** START DATA PROVIDED **

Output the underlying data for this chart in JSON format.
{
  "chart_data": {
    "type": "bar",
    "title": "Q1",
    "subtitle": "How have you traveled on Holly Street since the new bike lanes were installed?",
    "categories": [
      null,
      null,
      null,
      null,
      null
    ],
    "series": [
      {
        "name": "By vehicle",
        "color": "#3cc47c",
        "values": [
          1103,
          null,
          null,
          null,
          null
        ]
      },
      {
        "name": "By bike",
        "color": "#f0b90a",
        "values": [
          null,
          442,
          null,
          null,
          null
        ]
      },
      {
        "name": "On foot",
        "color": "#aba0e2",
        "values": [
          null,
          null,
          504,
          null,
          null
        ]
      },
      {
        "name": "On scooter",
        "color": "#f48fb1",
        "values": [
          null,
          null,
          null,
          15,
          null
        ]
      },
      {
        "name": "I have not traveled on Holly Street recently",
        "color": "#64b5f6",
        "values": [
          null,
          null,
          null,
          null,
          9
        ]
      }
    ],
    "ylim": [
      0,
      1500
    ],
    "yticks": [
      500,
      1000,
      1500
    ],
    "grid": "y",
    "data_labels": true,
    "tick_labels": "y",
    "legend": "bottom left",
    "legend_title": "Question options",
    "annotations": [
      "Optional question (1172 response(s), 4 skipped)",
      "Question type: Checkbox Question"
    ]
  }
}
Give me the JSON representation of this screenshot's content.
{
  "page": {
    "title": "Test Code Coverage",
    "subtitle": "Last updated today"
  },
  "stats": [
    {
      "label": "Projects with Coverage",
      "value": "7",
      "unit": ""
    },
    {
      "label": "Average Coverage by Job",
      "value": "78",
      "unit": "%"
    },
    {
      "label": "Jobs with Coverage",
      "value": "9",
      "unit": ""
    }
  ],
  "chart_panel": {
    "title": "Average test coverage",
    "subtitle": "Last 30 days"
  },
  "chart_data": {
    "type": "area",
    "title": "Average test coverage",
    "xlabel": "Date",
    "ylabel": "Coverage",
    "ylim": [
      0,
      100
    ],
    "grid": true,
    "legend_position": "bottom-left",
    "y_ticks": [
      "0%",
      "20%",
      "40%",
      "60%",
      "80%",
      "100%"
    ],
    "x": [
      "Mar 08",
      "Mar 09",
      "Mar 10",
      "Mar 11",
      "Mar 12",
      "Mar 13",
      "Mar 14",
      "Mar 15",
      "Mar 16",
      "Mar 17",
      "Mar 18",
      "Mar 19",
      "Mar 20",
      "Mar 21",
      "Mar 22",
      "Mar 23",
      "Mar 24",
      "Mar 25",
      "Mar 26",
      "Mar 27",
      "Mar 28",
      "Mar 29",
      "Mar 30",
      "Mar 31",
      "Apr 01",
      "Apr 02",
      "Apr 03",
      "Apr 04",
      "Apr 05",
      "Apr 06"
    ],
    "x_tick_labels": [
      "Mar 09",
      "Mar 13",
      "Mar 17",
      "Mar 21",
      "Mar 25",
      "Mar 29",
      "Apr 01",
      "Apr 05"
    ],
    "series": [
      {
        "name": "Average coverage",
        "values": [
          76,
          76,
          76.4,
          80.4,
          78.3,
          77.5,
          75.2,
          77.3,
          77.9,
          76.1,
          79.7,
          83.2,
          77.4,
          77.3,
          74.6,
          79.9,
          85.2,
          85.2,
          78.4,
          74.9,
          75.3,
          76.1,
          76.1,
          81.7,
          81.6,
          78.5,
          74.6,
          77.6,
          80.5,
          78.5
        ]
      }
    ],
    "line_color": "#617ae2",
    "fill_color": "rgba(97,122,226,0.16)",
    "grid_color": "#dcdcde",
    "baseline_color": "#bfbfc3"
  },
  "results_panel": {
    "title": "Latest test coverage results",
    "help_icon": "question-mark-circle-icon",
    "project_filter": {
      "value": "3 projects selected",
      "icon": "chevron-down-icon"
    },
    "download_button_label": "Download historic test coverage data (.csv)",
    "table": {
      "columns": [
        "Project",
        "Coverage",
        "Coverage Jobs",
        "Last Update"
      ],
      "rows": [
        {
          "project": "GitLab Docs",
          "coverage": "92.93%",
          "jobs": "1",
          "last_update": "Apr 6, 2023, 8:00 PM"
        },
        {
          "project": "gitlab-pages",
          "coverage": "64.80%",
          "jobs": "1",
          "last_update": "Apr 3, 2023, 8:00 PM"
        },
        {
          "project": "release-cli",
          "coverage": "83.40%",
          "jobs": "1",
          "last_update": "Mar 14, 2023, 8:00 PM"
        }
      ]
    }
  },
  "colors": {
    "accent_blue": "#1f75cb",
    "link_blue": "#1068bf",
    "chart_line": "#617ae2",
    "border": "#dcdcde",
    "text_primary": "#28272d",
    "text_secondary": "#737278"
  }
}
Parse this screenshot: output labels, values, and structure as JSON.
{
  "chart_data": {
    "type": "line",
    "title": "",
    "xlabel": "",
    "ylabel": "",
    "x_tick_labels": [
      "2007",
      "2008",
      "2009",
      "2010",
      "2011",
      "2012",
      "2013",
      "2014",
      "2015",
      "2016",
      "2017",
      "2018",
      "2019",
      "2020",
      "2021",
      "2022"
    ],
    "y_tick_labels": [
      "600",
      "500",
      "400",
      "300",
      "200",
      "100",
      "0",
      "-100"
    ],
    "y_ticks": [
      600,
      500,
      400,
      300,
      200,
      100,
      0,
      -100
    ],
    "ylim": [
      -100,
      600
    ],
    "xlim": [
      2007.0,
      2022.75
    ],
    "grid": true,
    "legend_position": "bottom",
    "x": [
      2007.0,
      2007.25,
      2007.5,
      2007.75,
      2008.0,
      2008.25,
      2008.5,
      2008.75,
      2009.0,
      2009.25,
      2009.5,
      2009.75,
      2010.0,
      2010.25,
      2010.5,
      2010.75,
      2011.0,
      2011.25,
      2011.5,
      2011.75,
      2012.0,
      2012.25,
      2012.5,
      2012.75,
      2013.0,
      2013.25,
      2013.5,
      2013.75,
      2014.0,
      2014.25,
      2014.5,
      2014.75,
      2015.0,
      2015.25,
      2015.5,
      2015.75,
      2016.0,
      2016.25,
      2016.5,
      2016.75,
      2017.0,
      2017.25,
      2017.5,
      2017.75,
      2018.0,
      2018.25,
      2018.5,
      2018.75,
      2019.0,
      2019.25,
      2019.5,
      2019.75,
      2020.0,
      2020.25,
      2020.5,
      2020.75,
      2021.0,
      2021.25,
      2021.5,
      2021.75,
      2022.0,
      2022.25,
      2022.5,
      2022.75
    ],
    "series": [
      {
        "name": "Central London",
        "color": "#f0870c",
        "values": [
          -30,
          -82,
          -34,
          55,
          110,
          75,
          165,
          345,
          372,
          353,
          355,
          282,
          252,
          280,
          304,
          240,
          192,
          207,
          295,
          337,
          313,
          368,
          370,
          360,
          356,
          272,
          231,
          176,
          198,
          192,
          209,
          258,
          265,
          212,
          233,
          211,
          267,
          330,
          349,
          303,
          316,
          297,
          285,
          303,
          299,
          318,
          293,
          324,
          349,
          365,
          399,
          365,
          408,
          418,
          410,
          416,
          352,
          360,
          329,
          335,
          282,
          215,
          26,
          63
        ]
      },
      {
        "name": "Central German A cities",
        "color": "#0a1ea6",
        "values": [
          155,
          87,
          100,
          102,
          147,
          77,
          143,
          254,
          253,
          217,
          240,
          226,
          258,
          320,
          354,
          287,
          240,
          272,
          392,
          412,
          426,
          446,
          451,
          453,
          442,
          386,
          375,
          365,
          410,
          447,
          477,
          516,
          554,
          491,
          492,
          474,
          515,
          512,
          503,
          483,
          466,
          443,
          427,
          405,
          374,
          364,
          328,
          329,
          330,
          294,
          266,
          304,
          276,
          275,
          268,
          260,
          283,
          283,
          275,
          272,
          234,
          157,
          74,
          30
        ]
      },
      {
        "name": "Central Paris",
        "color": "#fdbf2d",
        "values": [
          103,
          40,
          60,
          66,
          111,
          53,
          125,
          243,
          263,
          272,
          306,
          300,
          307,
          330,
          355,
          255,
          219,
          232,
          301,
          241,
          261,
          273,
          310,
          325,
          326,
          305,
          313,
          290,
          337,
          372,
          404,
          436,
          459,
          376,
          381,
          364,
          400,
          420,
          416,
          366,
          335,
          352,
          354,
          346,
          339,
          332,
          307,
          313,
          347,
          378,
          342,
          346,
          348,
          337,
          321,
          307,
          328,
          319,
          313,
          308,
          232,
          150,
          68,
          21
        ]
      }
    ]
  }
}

** END DATA PROVIDED **

* INSTRUCTIONS TO FOLLOW *
Show the lines of the records that contain the word "bottom".

* WRITTEN ANSWER *
    "legend": "bottom left",
    "legend_position": "bottom-left",
    "legend_position": "bottom",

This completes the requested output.